<<<<

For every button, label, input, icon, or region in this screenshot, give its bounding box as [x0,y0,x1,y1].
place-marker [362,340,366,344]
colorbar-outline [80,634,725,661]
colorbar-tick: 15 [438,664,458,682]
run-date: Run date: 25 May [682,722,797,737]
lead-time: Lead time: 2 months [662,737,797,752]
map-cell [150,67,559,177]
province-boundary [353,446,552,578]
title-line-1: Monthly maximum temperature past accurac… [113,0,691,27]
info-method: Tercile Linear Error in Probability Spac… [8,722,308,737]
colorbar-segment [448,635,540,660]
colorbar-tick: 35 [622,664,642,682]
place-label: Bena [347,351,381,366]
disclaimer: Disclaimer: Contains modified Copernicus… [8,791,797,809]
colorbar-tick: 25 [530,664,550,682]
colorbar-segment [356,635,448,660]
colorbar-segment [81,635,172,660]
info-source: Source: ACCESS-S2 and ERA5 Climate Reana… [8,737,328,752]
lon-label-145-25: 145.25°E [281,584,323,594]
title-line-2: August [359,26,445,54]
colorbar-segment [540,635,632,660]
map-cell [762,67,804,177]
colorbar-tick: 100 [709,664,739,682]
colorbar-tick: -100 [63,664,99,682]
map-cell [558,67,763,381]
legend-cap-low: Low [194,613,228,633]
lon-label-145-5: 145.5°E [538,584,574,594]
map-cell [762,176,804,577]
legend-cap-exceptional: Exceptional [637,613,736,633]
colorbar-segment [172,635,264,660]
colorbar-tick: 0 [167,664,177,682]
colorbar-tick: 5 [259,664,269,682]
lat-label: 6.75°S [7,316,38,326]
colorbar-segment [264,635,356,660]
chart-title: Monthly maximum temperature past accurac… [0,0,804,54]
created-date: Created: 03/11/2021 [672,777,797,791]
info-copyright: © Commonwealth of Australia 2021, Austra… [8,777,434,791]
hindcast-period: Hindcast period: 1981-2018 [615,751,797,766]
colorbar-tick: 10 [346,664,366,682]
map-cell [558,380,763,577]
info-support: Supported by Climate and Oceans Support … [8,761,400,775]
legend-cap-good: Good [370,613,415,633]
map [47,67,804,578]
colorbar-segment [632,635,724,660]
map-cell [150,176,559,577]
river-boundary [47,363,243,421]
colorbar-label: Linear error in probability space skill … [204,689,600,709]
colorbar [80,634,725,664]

>>>>
<<<<

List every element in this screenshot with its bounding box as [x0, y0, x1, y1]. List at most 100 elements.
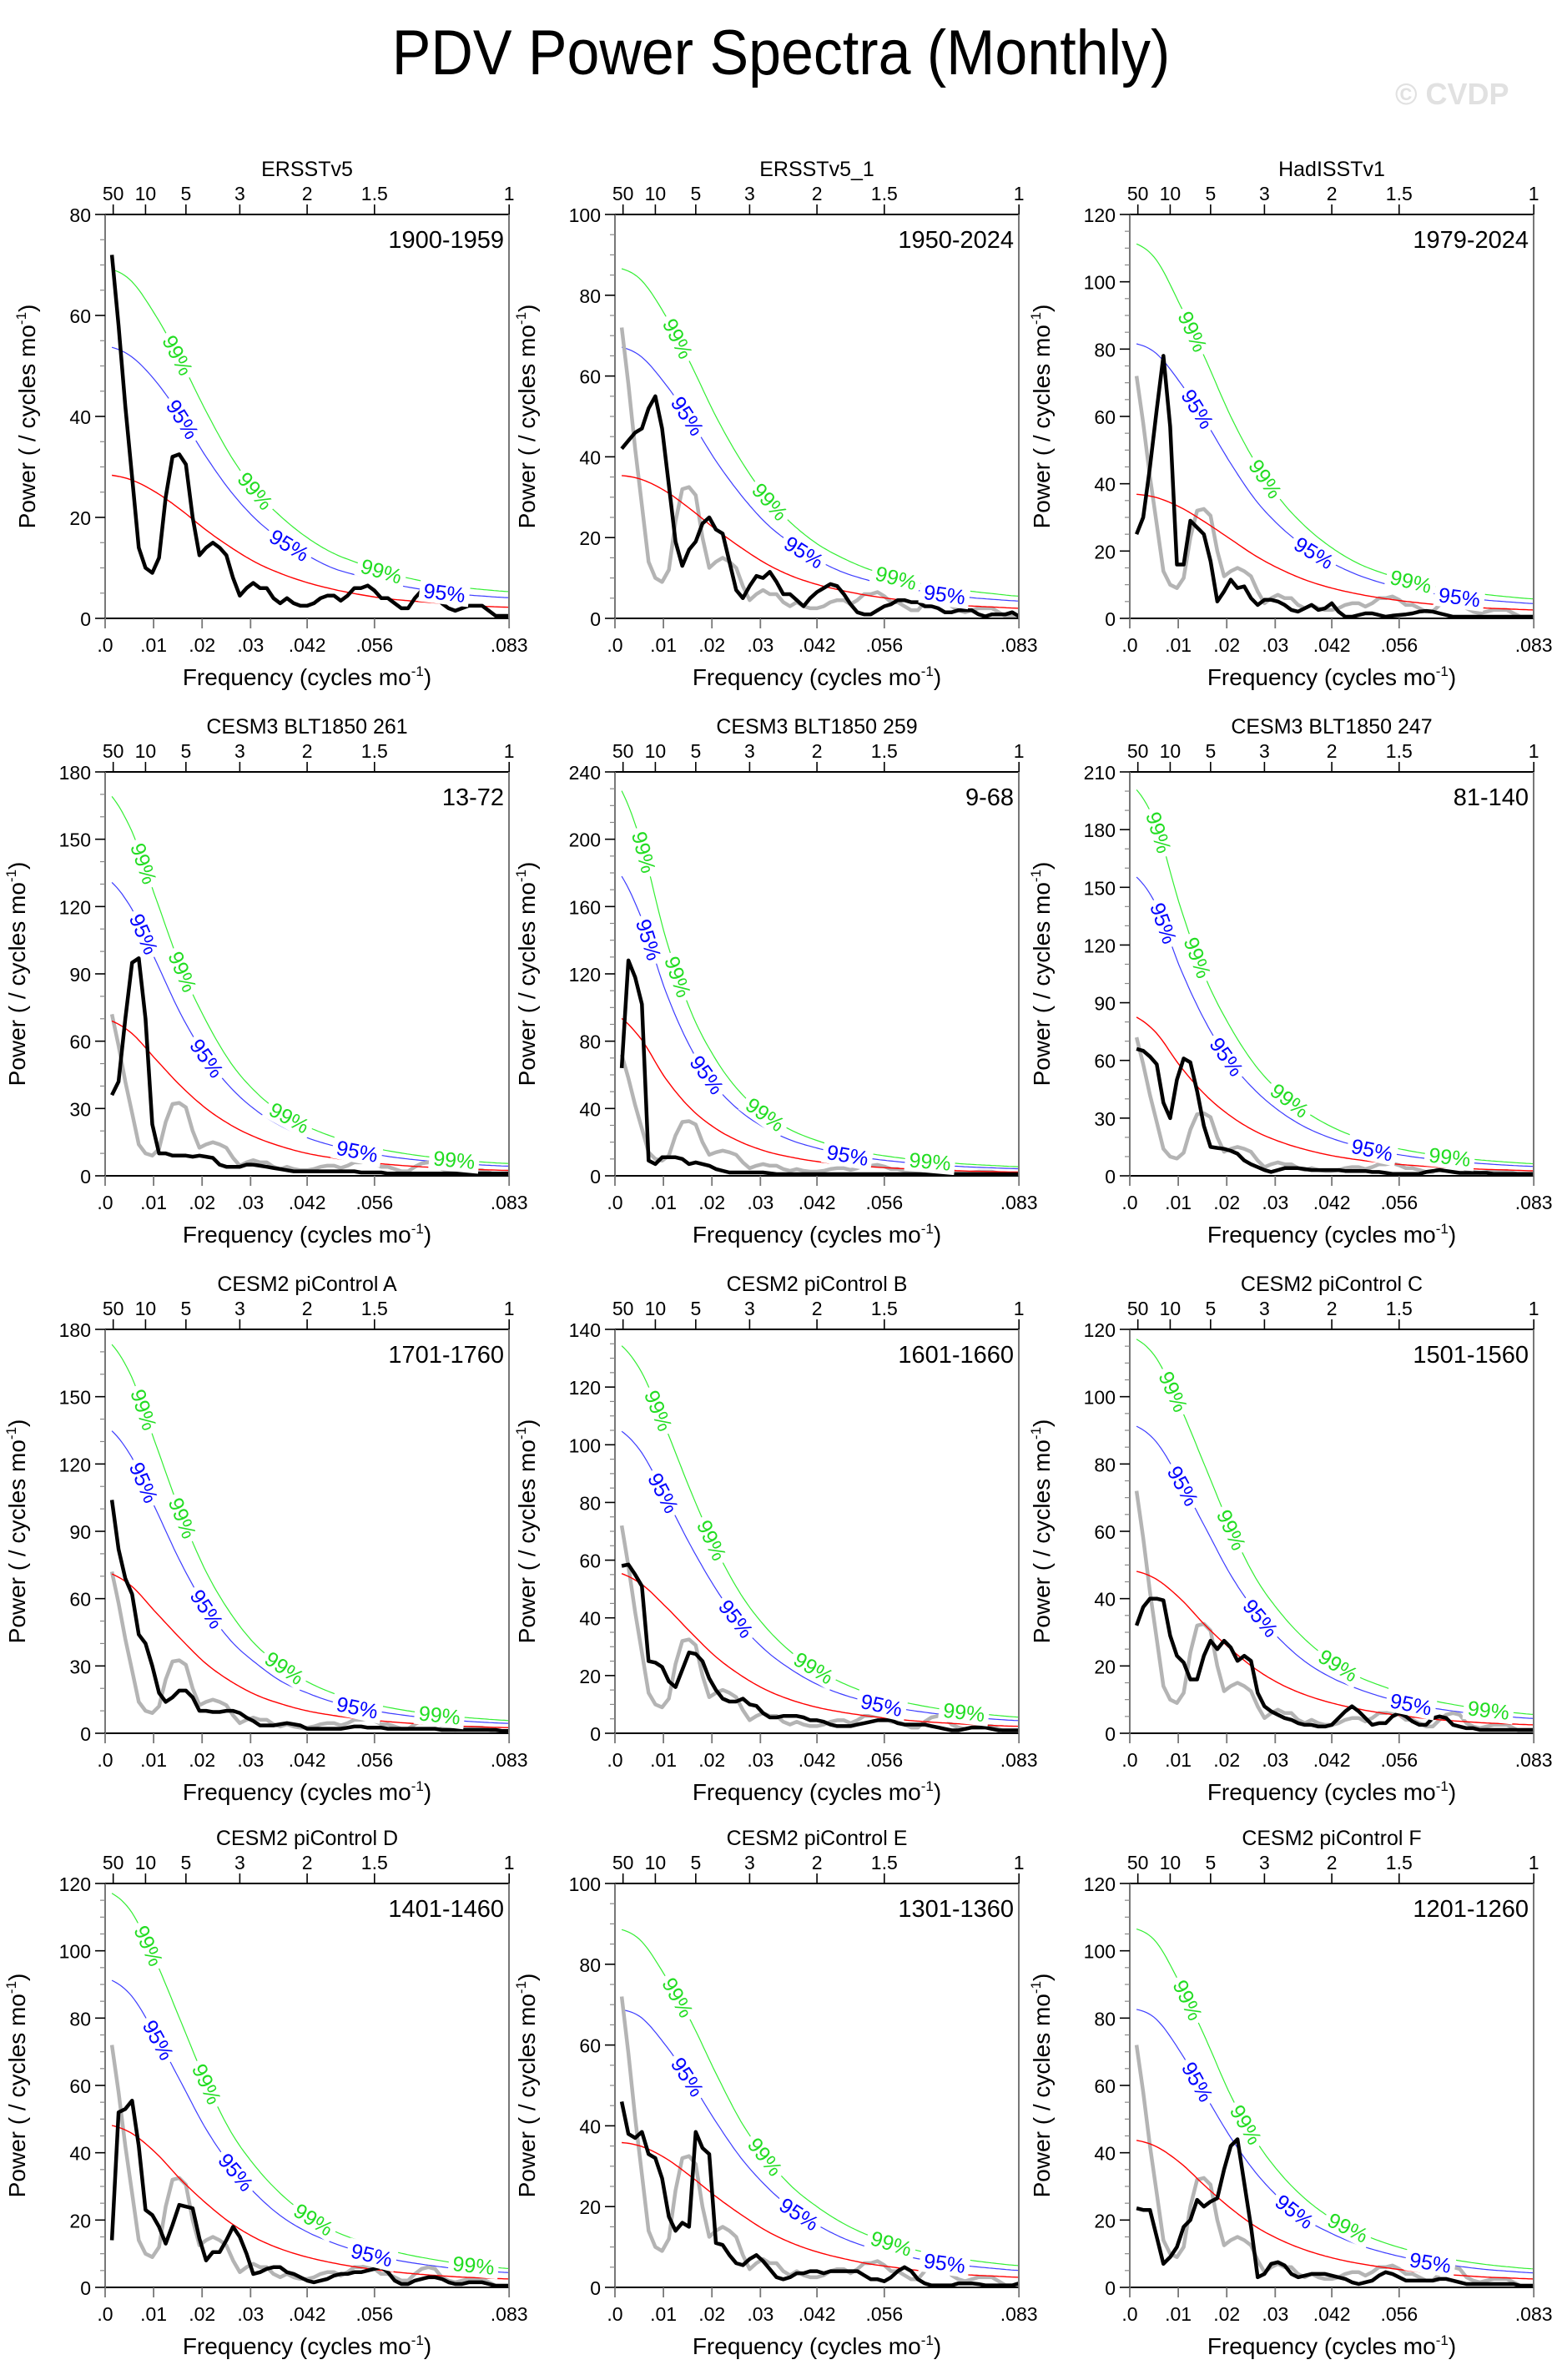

>>>>

→ **Exercise brief**:
Convert the data from the line with "For every button, label, input, icon, or" to the line with "place-label: Bena [347,351,381,366]" into a two-column CSV with the headers prompt_text and reply_text. The first line goes in prompt_text and the lines after it go in reply_text, each as a single quoted field with line breaks replaced by spaces.

→ **Solution for this task**:
prompt_text,reply_text
"For every button, label, input, icon, or region in this screenshot, give its bounding box as [x0,y0,x1,y1].","place-marker [362,340,366,344] colorbar-outline [80,634,725,661] colorbar-tick: 15 [438,664,458,682] run-date: Run date: 25 May [682,722,797,737] lead-time: Lead time: 2 months [662,737,797,752] map-cell [150,67,559,177] province-boundary [353,446,552,578] title-line-1: Monthly maximum temperature past accurac… [113,0,691,27] info-method: Tercile Linear Error in Probability Spac… [8,722,308,737] colorbar-segment [448,635,540,660] colorbar-tick: 35 [622,664,642,682] place-label: Bena [347,351,381,366]"